# Stated task
Return the records that follow, matching each one exactly.

# Listing
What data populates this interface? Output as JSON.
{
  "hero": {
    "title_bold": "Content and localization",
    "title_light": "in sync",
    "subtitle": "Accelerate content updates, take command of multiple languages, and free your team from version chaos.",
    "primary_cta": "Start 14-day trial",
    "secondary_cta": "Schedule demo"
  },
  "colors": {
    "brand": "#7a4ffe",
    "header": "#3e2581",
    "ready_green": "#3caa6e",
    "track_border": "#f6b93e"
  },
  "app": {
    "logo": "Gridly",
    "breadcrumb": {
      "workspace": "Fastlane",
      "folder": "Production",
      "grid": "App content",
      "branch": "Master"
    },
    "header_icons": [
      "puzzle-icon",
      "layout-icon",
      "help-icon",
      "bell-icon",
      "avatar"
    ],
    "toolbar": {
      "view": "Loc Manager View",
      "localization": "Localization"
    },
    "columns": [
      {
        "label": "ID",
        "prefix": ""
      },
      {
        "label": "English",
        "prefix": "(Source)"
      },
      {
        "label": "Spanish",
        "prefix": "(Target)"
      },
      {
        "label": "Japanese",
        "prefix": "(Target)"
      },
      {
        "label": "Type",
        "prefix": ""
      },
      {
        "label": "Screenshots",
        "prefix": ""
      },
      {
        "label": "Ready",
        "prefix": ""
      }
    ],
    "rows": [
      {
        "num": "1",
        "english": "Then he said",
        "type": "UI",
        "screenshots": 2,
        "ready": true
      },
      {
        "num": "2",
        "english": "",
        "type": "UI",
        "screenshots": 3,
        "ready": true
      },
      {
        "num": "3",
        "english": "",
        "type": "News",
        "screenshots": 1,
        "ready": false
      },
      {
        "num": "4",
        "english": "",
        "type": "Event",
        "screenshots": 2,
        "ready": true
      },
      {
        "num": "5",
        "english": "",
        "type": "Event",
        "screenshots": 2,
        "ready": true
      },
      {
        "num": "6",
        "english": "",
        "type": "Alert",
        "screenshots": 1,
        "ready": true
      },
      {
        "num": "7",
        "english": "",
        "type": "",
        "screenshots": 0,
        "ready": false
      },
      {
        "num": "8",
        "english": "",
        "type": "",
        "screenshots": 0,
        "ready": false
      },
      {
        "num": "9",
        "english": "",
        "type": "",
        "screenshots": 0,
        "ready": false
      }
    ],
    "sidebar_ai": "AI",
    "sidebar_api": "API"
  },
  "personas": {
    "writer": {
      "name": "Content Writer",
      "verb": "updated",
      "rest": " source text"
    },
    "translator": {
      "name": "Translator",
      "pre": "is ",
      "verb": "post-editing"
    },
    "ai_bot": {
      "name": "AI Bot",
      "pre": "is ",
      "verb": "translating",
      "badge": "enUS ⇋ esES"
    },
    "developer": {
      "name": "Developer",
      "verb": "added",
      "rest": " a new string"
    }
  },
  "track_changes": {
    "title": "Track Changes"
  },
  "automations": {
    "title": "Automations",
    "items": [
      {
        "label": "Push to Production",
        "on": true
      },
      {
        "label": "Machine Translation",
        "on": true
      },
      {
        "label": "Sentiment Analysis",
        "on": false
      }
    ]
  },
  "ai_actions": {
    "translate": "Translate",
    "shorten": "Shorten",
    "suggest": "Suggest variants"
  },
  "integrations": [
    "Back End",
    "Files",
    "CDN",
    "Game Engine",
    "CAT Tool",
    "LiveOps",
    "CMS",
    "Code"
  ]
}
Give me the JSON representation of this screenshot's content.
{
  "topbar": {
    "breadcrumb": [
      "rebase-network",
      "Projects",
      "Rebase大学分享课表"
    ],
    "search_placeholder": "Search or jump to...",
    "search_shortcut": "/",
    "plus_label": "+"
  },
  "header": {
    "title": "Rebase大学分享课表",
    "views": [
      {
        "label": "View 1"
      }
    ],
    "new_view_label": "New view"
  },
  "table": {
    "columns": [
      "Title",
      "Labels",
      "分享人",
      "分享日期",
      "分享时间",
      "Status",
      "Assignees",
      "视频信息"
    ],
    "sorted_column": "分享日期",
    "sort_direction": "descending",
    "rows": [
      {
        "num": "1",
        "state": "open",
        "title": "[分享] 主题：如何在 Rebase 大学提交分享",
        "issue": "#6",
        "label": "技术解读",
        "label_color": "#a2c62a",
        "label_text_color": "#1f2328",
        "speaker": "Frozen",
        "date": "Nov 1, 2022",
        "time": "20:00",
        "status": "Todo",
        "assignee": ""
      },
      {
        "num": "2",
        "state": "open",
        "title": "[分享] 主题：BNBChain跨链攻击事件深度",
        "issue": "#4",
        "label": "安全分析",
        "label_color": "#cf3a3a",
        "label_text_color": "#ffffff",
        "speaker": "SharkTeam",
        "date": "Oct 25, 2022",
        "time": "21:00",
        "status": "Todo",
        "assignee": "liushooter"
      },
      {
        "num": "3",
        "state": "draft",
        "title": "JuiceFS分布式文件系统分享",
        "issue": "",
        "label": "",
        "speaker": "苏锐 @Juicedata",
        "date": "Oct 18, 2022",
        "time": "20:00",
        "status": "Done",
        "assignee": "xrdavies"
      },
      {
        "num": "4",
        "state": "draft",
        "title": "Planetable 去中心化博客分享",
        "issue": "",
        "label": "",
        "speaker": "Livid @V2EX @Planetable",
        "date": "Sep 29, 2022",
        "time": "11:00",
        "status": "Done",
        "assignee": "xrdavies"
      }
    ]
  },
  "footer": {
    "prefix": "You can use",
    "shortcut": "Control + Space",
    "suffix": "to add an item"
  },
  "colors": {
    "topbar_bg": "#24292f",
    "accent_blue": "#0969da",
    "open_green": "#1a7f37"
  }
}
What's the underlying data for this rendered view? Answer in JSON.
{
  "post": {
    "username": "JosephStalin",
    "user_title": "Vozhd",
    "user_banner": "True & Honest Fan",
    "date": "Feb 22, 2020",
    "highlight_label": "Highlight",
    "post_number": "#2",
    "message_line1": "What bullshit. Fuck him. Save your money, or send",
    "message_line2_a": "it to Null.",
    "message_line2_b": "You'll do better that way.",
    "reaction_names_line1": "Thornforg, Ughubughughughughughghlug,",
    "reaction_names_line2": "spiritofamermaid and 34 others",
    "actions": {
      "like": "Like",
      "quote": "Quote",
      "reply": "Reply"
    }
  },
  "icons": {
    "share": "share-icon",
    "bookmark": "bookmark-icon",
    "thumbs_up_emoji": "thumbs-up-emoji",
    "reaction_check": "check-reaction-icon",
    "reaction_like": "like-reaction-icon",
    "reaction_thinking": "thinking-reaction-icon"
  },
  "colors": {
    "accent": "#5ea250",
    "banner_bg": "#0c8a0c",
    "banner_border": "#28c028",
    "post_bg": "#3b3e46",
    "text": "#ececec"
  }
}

# Written response
What data populates this interface? Output as JSON.
{
  "hero": {
    "title_bold": "Content and localization",
    "title_light": "in sync",
    "subtitle": "Accelerate content updates, take command of multiple languages, and free your team from version chaos.",
    "primary_cta": "Start 14-day trial",
    "secondary_cta": "Schedule demo"
  },
  "colors": {
    "brand": "#7a4ffe",
    "header": "#3e2581",
    "ready_green": "#3caa6e",
    "track_border": "#f6b93e"
  },
  "app": {
    "logo": "Gridly",
    "breadcrumb": {
      "workspace": "Fastlane",
      "folder": "Production",
      "grid": "App content",
      "branch": "Master"
    },
    "header_icons": [
      "puzzle-icon",
      "layout-icon",
      "help-icon",
      "bell-icon",
      "avatar"
    ],
    "toolbar": {
      "view": "Loc Manager View",
      "localization": "Localization"
    },
    "columns": [
      {
        "label": "ID",
        "prefix": ""
      },
      {
        "label": "English",
        "prefix": "(Source)"
      },
      {
        "label": "Spanish",
        "prefix": "(Target)"
      },
      {
        "label": "Japanese",
        "prefix": "(Target)"
      },
      {
        "label": "Type",
        "prefix": ""
      },
      {
        "label": "Screenshots",
        "prefix": ""
      },
      {
        "label": "Ready",
        "prefix": ""
      }
    ],
    "rows": [
      {
        "num": "1",
        "english": "Then he said",
        "type": "UI",
        "screenshots": 2,
        "ready": true
      },
      {
        "num": "2",
        "english": "",
        "type": "UI",
        "screenshots": 3,
        "ready": true
      },
      {
        "num": "3",
        "english": "",
        "type": "News",
        "screenshots": 1,
        "ready": false
      },
      {
        "num": "4",
        "english": "",
        "type": "Event",
        "screenshots": 2,
        "ready": true
      },
      {
        "num": "5",
        "english": "",
        "type": "Event",
        "screenshots": 2,
        "ready": true
      },
      {
        "num": "6",
        "english": "",
        "type": "Alert",
        "screenshots": 1,
        "ready": true
      },
      {
        "num": "7",
        "english": "",
        "type": "",
        "screenshots": 0,
        "ready": false
      },
      {
        "num": "8",
        "english": "",
        "type": "",
        "screenshots": 0,
        "ready": false
      },
      {
        "num": "9",
        "english": "",
        "type": "",
        "screenshots": 0,
        "ready": false
      }
    ],
    "sidebar_ai": "AI",
    "sidebar_api": "API"
  },
  "personas": {
    "writer": {
      "name": "Content Writer",
      "verb": "updated",
      "rest": " source text"
    },
    "translator": {
      "name": "Translator",
      "pre": "is ",
      "verb": "post-editing"
    },
    "ai_bot": {
      "name": "AI Bot",
      "pre": "is ",
      "verb": "translating",
      "badge": "enUS ⇋ esES"
    },
    "developer": {
      "name": "Developer",
      "verb": "added",
      "rest": " a new string"
    }
  },
  "track_changes": {
    "title": "Track Changes"
  },
  "automations": {
    "title": "Automations",
    "items": [
      {
        "label": "Push to Production",
        "on": true
      },
      {
        "label": "Machine Translation",
        "on": true
      },
      {
        "label": "Sentiment Analysis",
        "on": false
      }
    ]
  },
  "ai_actions": {
    "translate": "Translate",
    "shorten": "Shorten",
    "suggest": "Suggest variants"
  },
  "integrations": [
    "Back End",
    "Files",
    "CDN",
    "Game Engine",
    "CAT Tool",
    "LiveOps",
    "CMS",
    "Code"
  ]
}
Give me the JSON representation of this screenshot's content.
{
  "topbar": {
    "breadcrumb": [
      "rebase-network",
      "Projects",
      "Rebase大学分享课表"
    ],
    "search_placeholder": "Search or jump to...",
    "search_shortcut": "/",
    "plus_label": "+"
  },
  "header": {
    "title": "Rebase大学分享课表",
    "views": [
      {
        "label": "View 1"
      }
    ],
    "new_view_label": "New view"
  },
  "table": {
    "columns": [
      "Title",
      "Labels",
      "分享人",
      "分享日期",
      "分享时间",
      "Status",
      "Assignees",
      "视频信息"
    ],
    "sorted_column": "分享日期",
    "sort_direction": "descending",
    "rows": [
      {
        "num": "1",
        "state": "open",
        "title": "[分享] 主题：如何在 Rebase 大学提交分享",
        "issue": "#6",
        "label": "技术解读",
        "label_color": "#a2c62a",
        "label_text_color": "#1f2328",
        "speaker": "Frozen",
        "date": "Nov 1, 2022",
        "time": "20:00",
        "status": "Todo",
        "assignee": ""
      },
      {
        "num": "2",
        "state": "open",
        "title": "[分享] 主题：BNBChain跨链攻击事件深度",
        "issue": "#4",
        "label": "安全分析",
        "label_color": "#cf3a3a",
        "label_text_color": "#ffffff",
        "speaker": "SharkTeam",
        "date": "Oct 25, 2022",
        "time": "21:00",
        "status": "Todo",
        "assignee": "liushooter"
      },
      {
        "num": "3",
        "state": "draft",
        "title": "JuiceFS分布式文件系统分享",
        "issue": "",
        "label": "",
        "speaker": "苏锐 @Juicedata",
        "date": "Oct 18, 2022",
        "time": "20:00",
        "status": "Done",
        "assignee": "xrdavies"
      },
      {
        "num": "4",
        "state": "draft",
        "title": "Planetable 去中心化博客分享",
        "issue": "",
        "label": "",
        "speaker": "Livid @V2EX @Planetable",
        "date": "Sep 29, 2022",
        "time": "11:00",
        "status": "Done",
        "assignee": "xrdavies"
      }
    ]
  },
  "footer": {
    "prefix": "You can use",
    "shortcut": "Control + Space",
    "suffix": "to add an item"
  },
  "colors": {
    "topbar_bg": "#24292f",
    "accent_blue": "#0969da",
    "open_green": "#1a7f37"
  }
}
What's the underlying data for this rendered view? Answer in JSON.
{
  "post": {
    "username": "JosephStalin",
    "user_title": "Vozhd",
    "user_banner": "True & Honest Fan",
    "date": "Feb 22, 2020",
    "highlight_label": "Highlight",
    "post_number": "#2",
    "message_line1": "What bullshit. Fuck him. Save your money, or send",
    "message_line2_a": "it to Null.",
    "message_line2_b": "You'll do better that way.",
    "reaction_names_line1": "Thornforg, Ughubughughughughughghlug,",
    "reaction_names_line2": "spiritofamermaid and 34 others",
    "actions": {
      "like": "Like",
      "quote": "Quote",
      "reply": "Reply"
    }
  },
  "icons": {
    "share": "share-icon",
    "bookmark": "bookmark-icon",
    "thumbs_up_emoji": "thumbs-up-emoji",
    "reaction_check": "check-reaction-icon",
    "reaction_like": "like-reaction-icon",
    "reaction_thinking": "thinking-reaction-icon"
  },
  "colors": {
    "accent": "#5ea250",
    "banner_bg": "#0c8a0c",
    "banner_border": "#28c028",
    "post_bg": "#3b3e46",
    "text": "#ececec"
  }
}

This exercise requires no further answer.